» Problem description:
Using the data below, copy each line that includes the word "title".

» Exercise materials:

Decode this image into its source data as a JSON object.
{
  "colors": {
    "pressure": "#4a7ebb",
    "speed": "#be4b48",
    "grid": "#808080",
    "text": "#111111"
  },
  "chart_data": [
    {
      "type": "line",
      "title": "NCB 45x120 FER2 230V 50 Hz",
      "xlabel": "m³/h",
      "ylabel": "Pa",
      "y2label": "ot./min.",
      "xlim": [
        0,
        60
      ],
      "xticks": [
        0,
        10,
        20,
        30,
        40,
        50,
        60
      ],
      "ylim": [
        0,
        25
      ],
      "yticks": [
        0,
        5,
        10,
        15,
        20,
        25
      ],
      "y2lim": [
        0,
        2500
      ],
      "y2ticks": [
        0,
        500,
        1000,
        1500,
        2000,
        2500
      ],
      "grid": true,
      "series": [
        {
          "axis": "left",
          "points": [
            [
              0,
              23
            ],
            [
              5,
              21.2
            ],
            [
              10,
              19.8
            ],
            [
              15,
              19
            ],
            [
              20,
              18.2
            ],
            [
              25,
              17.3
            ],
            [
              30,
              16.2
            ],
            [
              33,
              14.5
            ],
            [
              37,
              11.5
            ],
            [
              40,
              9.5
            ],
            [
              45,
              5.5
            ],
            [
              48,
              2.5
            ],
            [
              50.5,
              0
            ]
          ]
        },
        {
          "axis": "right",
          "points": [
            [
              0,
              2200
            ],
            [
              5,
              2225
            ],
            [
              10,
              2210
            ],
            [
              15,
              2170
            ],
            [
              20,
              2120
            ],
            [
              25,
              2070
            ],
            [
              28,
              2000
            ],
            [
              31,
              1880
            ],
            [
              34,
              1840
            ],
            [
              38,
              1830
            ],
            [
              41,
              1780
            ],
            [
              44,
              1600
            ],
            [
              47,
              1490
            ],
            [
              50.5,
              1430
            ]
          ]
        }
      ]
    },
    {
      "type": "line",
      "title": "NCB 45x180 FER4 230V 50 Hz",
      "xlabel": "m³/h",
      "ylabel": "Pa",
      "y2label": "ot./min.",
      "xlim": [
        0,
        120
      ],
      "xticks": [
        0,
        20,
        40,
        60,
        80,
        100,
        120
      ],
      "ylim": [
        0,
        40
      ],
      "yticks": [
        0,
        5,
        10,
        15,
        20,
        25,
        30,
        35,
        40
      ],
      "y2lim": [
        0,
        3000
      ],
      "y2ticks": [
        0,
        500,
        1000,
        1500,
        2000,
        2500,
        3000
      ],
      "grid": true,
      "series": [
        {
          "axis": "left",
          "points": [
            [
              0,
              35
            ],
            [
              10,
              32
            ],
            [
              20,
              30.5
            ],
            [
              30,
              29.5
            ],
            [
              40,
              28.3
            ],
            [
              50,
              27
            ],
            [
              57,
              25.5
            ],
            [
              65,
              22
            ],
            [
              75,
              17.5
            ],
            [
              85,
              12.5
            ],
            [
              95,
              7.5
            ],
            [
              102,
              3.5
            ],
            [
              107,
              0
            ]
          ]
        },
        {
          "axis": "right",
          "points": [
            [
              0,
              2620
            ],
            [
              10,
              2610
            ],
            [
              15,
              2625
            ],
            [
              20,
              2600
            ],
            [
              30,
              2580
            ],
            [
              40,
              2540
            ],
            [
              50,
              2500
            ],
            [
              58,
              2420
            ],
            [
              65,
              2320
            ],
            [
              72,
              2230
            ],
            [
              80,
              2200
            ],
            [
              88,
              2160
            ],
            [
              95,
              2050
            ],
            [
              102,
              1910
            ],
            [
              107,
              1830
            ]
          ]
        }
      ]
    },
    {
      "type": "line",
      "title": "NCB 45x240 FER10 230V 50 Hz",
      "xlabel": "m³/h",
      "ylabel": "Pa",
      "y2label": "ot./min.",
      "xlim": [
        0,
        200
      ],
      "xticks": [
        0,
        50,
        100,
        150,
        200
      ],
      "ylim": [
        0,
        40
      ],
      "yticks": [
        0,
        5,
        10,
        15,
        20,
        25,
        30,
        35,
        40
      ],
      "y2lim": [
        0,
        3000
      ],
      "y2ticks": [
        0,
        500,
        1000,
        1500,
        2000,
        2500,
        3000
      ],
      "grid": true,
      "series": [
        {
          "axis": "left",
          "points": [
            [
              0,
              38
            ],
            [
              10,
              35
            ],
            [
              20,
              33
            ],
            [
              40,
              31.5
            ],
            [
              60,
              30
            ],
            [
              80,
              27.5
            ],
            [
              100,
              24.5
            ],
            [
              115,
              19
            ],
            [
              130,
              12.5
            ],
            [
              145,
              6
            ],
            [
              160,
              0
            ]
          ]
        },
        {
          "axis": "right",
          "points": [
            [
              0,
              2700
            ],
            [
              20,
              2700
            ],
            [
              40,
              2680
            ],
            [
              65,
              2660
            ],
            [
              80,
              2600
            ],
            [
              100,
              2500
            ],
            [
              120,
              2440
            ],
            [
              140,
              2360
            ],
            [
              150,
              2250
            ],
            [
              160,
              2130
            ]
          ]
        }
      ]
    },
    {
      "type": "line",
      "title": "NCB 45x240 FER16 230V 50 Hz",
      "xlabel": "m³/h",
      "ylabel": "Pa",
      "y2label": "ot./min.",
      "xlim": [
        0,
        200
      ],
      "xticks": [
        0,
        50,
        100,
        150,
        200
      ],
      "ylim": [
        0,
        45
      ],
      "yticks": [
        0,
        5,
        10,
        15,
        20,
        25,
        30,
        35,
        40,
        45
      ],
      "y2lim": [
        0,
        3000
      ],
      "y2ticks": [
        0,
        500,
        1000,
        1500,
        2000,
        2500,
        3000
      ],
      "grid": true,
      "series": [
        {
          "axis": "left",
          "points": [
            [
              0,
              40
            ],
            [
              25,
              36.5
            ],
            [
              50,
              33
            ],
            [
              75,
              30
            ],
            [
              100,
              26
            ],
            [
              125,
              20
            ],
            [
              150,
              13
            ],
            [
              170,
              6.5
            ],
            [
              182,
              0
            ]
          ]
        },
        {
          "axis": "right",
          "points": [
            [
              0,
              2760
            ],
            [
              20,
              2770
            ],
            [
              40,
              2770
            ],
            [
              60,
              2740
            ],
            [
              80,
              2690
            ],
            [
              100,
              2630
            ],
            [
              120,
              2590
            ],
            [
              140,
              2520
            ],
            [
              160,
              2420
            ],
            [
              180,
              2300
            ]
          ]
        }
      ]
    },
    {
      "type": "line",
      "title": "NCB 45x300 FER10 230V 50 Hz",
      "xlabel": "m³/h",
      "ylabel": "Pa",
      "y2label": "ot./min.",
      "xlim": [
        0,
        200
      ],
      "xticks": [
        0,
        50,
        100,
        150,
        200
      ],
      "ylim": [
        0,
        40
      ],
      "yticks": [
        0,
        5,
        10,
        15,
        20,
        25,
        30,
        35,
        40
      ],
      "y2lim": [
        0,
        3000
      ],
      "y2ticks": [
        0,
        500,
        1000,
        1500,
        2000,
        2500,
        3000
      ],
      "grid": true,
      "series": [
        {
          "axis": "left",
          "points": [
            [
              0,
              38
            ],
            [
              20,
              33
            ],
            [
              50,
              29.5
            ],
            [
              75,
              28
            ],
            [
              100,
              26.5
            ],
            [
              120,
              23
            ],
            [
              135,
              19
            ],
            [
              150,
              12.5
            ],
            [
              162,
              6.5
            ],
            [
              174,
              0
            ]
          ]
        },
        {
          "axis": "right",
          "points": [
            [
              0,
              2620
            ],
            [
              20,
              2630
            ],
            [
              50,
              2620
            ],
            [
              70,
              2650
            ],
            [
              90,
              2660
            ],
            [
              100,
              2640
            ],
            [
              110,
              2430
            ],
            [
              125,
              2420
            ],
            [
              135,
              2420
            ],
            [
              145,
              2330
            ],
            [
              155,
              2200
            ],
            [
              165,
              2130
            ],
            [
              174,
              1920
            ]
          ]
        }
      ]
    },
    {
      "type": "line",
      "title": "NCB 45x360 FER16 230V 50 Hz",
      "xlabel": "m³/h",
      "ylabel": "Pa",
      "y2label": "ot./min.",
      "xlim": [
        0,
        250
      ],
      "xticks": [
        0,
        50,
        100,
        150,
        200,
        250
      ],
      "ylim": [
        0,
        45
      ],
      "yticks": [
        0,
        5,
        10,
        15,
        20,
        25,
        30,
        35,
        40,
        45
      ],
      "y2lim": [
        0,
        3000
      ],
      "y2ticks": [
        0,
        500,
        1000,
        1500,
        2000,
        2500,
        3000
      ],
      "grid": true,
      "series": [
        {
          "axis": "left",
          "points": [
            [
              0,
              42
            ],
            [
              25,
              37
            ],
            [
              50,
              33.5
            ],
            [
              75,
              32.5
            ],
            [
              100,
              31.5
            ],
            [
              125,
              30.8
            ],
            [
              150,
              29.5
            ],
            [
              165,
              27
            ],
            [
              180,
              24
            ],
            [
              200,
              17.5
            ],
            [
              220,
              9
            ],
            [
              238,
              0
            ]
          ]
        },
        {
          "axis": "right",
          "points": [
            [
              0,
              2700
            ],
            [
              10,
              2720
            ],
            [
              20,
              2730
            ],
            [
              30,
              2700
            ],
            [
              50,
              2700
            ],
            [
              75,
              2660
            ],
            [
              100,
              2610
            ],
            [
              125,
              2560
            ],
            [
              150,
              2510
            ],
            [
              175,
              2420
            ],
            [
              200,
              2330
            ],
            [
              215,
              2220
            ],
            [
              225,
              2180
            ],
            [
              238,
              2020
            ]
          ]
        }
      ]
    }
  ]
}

» Solution for this problem:
      "title": "NCB 45x120 FER2 230V 50 Hz",
      "title": "NCB 45x180 FER4 230V 50 Hz",
      "title": "NCB 45x240 FER10 230V 50 Hz",
      "title": "NCB 45x240 FER16 230V 50 Hz",
      "title": "NCB 45x300 FER10 230V 50 Hz",
      "title": "NCB 45x360 FER16 230V 50 Hz",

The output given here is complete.